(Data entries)
** BEGIN **

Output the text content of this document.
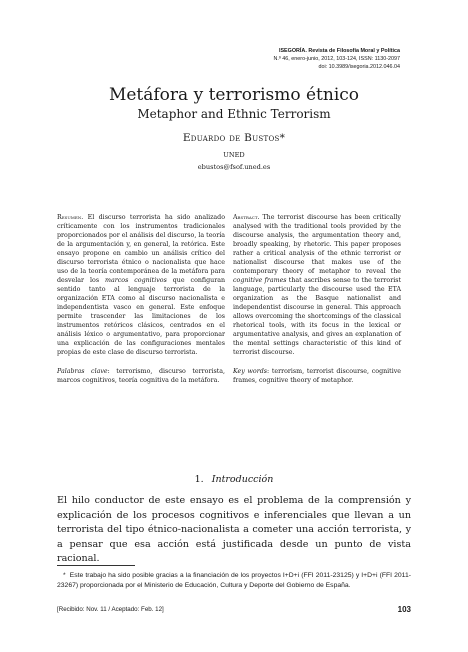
ISEGORÍA. Revista de Filosofía Moral y Política
N.º 46, enero-junio, 2012, 103-124, ISSN: 1130-2097
doi: 10.3989/isegoria.2012.046.04
Metáfora y terrorismo étnico
Metaphor and Ethnic Terrorism
Eduardo de Bustos*
UNED
ebustos@fsof.uned.es

Resumen. El discurso terrorista ha sido analizado críticamente con los instrumentos tradicionales proporcionados por el análisis del discurso, la teoría de la argumentación y, en general, la retórica. Este ensayo propone en cambio un análisis crítico del discurso terrorista étnico o nacionalista que hace uso de la teoría contemporánea de la metáfora para desvelar los marcos cognitivos que configuran sentido tanto al lenguaje terrorista de la organización ETA como al discurso nacionalista e independentista vasco en general. Este enfoque permite trascender las limitaciones de los instrumentos retóricos clásicos, centrados en el análisis léxico o argumentativo, para proporcionar una explicación de las configuraciones mentales propias de este clase de discurso terrorista.

Palabras clave: terrorismo, discurso terrorista, marcos cognitivos, teoría cognitiva de la metáfora.

Abstract. The terrorist discourse has been critically analysed with the traditional tools provided by the discourse analysis, the argumentation theory and, broadly speaking, by rhetoric. This paper proposes rather a critical analysis of the ethnic terrorist or nationalist discourse that makes use of the contemporary theory of metaphor to reveal the cognitive frames that ascribes sense to the terrorist language, particularly the discourse used the ETA organization as the Basque nationalist and independentist discourse in general. This approach allows overcoming the shortcomings of the classical rhetorical tools, with its focus in the lexical or argumentative analysis, and gives an explanation of the mental settings characteristic of this kind of terrorist discourse.

Key words: terrorism, terrorist discourse, cognitive frames, cognitive theory of metaphor.

1. Introducción
El hilo conductor de este ensayo es el problema de la comprensión y explicación de los procesos cognitivos e inferenciales que llevan a un terrorista del tipo étnico-nacionalista a cometer una acción terrorista, y a pensar que esa acción está justificada desde un punto de vista racional.
* Este trabajo ha sido posible gracias a la financiación de los proyectos I+D+i (FFI 2011-23125) y I+D+i (FFI 2011-23267) proporcionada por el Ministerio de Educación, Cultura y Deporte del Gobierno de España.
[Recibido: Nov. 11 / Aceptado: Feb. 12]	103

** END **

- Work to be completed:
Your task is to repeat the data above exactly while excluding the pictures.

- Exercise result:
Output the text content of this document.
ISEGORÍA. Revista de Filosofía Moral y Política
N.º 46, enero-junio, 2012, 103-124, ISSN: 1130-2097
doi: 10.3989/isegoria.2012.046.04
Metáfora y terrorismo étnico
Metaphor and Ethnic Terrorism
Eduardo de Bustos*
UNED
ebustos@fsof.uned.es

Resumen. El discurso terrorista ha sido analizado críticamente con los instrumentos tradicionales proporcionados por el análisis del discurso, la teoría de la argumentación y, en general, la retórica. Este ensayo propone en cambio un análisis crítico del discurso terrorista étnico o nacionalista que hace uso de la teoría contemporánea de la metáfora para desvelar los marcos cognitivos que configuran sentido tanto al lenguaje terrorista de la organización ETA como al discurso nacionalista e independentista vasco en general. Este enfoque permite trascender las limitaciones de los instrumentos retóricos clásicos, centrados en el análisis léxico o argumentativo, para proporcionar una explicación de las configuraciones mentales propias de este clase de discurso terrorista.

Palabras clave: terrorismo, discurso terrorista, marcos cognitivos, teoría cognitiva de la metáfora.

Abstract. The terrorist discourse has been critically analysed with the traditional tools provided by the discourse analysis, the argumentation theory and, broadly speaking, by rhetoric. This paper proposes rather a critical analysis of the ethnic terrorist or nationalist discourse that makes use of the contemporary theory of metaphor to reveal the cognitive frames that ascribes sense to the terrorist language, particularly the discourse used the ETA organization as the Basque nationalist and independentist discourse in general. This approach allows overcoming the shortcomings of the classical rhetorical tools, with its focus in the lexical or argumentative analysis, and gives an explanation of the mental settings characteristic of this kind of terrorist discourse.

Key words: terrorism, terrorist discourse, cognitive frames, cognitive theory of metaphor.

1. Introducción
El hilo conductor de este ensayo es el problema de la comprensión y explicación de los procesos cognitivos e inferenciales que llevan a un terrorista del tipo étnico-nacionalista a cometer una acción terrorista, y a pensar que esa acción está justificada desde un punto de vista racional.
* Este trabajo ha sido posible gracias a la financiación de los proyectos I+D+i (FFI 2011-23125) y I+D+i (FFI 2011-23267) proporcionada por el Ministerio de Educación, Cultura y Deporte del Gobierno de España.
[Recibido: Nov. 11 / Aceptado: Feb. 12]	103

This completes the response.